Identify the lines that contain the string "области" and copy all of them.

Start DATA TO USE

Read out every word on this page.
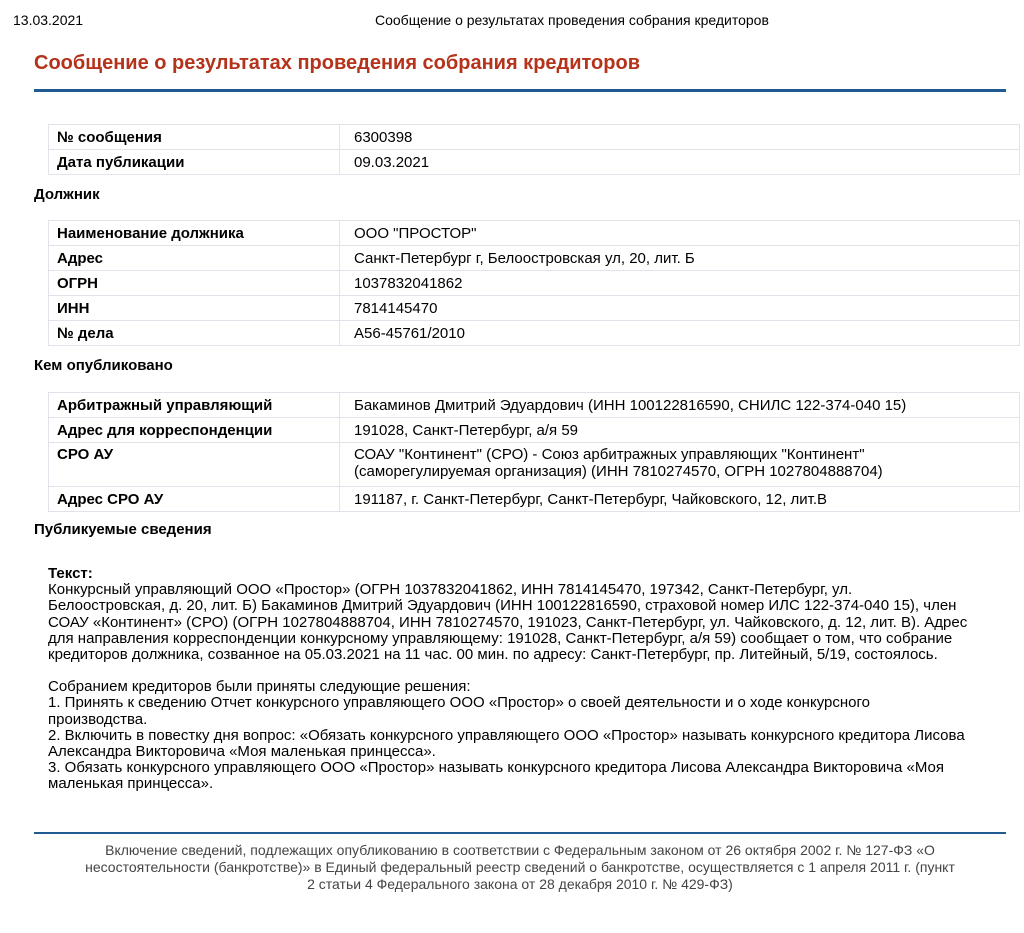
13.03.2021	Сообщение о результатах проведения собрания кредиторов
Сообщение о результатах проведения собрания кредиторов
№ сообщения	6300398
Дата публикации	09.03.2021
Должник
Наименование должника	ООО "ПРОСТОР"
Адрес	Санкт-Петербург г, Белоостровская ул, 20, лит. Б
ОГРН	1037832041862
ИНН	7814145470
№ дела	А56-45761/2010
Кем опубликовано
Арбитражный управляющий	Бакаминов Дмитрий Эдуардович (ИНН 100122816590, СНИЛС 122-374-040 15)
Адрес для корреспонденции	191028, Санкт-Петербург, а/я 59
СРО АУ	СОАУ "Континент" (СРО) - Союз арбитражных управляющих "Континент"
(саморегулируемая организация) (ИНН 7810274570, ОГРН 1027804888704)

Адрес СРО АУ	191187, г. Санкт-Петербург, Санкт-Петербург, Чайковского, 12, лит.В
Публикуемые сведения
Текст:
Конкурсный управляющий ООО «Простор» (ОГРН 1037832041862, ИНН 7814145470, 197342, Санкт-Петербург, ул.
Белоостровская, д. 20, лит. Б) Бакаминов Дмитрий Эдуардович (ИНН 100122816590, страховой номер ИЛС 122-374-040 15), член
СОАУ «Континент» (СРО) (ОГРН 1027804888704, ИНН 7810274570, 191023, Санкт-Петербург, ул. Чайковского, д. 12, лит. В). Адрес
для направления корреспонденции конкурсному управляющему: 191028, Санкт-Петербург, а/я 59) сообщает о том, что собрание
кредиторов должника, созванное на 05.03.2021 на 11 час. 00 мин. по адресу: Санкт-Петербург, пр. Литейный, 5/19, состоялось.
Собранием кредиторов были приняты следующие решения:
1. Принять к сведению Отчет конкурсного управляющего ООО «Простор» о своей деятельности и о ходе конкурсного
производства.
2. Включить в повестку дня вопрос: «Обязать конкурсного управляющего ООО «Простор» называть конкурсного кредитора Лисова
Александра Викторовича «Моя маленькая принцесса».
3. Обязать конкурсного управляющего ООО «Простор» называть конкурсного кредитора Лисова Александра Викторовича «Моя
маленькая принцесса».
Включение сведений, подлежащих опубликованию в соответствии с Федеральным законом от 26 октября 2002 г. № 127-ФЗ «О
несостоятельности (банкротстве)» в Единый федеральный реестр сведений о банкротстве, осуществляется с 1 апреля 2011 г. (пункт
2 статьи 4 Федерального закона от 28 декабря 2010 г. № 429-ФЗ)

End DATA TO USE
Start DATA TO USE

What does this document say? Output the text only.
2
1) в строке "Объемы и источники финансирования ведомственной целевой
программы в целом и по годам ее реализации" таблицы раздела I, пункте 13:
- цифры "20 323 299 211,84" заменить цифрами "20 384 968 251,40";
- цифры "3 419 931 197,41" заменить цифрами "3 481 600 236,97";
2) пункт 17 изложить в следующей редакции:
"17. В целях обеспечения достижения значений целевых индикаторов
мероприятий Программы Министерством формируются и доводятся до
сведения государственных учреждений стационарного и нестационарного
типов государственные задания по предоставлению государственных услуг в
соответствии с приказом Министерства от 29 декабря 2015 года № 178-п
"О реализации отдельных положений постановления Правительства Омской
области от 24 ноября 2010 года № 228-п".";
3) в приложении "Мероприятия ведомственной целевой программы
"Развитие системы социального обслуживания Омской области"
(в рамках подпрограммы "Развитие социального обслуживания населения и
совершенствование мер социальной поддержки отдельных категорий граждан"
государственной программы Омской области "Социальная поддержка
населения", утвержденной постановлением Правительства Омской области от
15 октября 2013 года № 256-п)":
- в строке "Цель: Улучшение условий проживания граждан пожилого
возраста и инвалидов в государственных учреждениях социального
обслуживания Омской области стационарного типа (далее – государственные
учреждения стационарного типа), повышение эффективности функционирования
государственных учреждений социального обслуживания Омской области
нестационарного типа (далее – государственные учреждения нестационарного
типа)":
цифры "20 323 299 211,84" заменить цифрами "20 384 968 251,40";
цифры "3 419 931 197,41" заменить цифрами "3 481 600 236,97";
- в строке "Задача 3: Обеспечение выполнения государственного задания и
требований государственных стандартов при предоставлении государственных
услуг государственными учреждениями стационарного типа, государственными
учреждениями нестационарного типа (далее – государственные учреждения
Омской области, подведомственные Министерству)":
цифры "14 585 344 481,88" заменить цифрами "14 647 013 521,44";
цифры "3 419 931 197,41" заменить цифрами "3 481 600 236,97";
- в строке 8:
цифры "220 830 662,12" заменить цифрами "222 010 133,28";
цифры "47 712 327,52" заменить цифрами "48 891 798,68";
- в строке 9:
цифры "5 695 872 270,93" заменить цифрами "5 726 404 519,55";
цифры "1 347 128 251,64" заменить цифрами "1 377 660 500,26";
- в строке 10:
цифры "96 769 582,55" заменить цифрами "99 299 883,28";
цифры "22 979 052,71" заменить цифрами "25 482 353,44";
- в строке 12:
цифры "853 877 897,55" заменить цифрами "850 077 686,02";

End DATA TO USE
Start DATA TO USE

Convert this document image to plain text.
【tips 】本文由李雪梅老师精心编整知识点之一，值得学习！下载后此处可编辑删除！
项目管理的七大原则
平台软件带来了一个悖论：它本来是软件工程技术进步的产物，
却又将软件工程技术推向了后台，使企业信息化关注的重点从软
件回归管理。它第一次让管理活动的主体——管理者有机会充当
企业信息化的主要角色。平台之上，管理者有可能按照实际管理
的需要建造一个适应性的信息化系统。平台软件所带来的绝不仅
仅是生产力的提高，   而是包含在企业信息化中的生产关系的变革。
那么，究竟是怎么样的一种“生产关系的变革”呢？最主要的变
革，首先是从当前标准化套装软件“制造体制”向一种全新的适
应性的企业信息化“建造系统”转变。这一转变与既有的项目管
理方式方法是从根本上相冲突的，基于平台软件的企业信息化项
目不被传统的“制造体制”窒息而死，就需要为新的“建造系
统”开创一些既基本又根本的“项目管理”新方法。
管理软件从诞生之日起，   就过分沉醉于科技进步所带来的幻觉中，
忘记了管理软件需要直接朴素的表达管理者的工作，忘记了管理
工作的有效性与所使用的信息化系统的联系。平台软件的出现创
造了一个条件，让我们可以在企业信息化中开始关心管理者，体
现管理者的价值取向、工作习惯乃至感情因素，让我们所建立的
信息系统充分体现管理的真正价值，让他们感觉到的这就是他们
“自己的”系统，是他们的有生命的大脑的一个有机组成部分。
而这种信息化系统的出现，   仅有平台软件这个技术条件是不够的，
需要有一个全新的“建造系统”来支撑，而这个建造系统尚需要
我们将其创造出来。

End DATA TO USE

#### [SOLUTION FOR THIS TASK]
области от 24 ноября 2010 года № 228-п".";
"Развитие системы социального обслуживания Омской области"
государственной программы Омской области "Социальная поддержка
населения", утвержденной постановлением Правительства Омской области от
обслуживания Омской области стационарного типа (далее – государственные
государственных учреждений социального обслуживания Омской области
Омской области, подведомственные Министерству)":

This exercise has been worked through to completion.